**Work instructions**
Locate and copy all lines bearing the word "Gbps".

**Data to process**
□ □ □ □ □

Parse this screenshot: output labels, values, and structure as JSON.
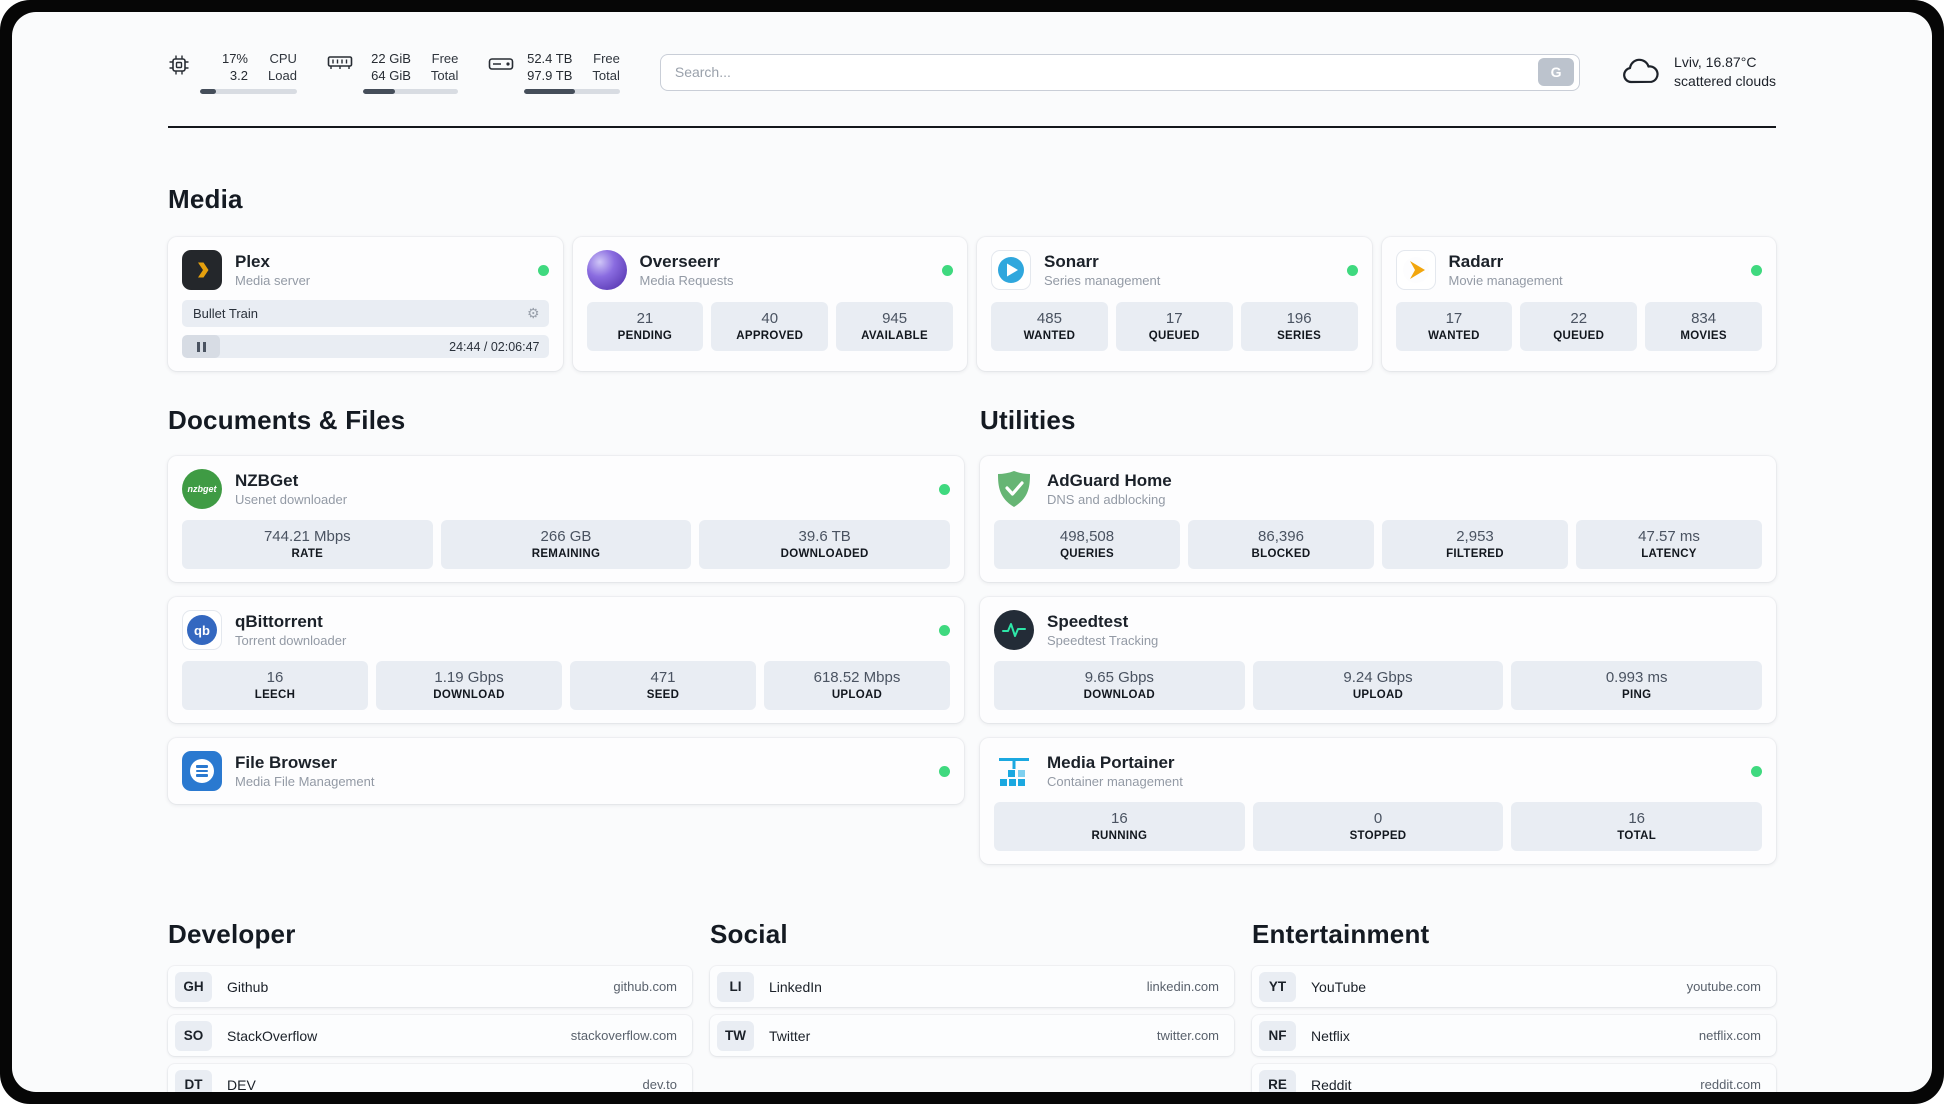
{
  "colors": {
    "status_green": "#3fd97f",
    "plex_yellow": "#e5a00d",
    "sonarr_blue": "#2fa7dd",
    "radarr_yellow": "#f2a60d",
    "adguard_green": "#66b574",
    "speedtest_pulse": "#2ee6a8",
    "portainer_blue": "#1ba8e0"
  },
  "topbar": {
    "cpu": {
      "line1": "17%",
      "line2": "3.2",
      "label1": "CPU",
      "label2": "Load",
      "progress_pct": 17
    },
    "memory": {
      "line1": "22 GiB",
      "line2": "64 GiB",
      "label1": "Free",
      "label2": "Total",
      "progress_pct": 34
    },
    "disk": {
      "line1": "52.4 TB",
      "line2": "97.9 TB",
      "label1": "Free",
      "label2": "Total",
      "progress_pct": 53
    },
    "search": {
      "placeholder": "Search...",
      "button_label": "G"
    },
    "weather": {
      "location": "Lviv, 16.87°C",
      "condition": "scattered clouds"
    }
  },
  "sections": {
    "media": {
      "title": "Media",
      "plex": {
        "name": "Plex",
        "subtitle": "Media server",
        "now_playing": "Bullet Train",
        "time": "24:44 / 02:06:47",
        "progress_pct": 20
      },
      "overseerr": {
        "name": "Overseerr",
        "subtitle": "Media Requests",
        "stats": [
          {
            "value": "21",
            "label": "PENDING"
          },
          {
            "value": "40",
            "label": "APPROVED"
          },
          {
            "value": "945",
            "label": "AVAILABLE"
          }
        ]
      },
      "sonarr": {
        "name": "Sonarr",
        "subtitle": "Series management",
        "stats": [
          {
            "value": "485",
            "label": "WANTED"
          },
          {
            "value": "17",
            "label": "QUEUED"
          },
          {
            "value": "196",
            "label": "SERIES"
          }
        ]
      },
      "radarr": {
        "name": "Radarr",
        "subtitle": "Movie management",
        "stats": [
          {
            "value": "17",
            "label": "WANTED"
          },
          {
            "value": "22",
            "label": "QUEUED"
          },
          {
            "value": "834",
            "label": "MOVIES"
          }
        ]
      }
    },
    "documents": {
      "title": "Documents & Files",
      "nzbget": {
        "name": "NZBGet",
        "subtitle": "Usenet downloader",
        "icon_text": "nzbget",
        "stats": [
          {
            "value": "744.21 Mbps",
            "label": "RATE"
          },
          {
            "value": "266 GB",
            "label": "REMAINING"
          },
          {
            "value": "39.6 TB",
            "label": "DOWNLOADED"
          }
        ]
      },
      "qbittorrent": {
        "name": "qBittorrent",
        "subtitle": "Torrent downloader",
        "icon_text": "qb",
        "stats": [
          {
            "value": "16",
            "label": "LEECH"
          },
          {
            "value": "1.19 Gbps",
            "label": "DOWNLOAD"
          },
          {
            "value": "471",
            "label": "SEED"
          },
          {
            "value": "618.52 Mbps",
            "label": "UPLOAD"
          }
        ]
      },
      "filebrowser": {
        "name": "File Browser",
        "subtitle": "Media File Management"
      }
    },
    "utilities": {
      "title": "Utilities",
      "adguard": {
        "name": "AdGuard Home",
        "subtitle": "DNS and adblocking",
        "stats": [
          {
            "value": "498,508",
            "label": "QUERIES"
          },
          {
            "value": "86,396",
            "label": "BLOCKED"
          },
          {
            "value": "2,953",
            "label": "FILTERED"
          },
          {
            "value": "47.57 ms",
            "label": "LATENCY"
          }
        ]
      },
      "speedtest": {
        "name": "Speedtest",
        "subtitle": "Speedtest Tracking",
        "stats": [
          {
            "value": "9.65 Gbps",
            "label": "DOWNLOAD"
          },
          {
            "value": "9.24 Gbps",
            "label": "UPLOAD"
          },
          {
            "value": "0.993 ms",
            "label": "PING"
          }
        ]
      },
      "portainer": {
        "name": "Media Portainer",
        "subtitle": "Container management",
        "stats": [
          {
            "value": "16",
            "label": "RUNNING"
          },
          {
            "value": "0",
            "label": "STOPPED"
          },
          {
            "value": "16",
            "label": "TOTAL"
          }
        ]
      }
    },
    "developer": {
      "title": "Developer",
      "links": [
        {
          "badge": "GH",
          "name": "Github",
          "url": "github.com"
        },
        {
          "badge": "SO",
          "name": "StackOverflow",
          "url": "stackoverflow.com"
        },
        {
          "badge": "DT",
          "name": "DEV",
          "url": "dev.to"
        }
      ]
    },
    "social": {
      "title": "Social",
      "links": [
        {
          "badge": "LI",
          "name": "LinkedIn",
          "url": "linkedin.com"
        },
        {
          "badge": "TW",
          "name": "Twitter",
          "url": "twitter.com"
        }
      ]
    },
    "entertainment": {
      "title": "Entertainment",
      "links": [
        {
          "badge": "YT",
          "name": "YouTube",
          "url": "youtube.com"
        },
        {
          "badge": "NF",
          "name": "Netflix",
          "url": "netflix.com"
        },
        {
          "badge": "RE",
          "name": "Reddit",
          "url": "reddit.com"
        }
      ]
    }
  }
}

□ □ □ □ □

**Final answer**
            "value": "1.19 Gbps",
            "value": "9.65 Gbps",
            "value": "9.24 Gbps",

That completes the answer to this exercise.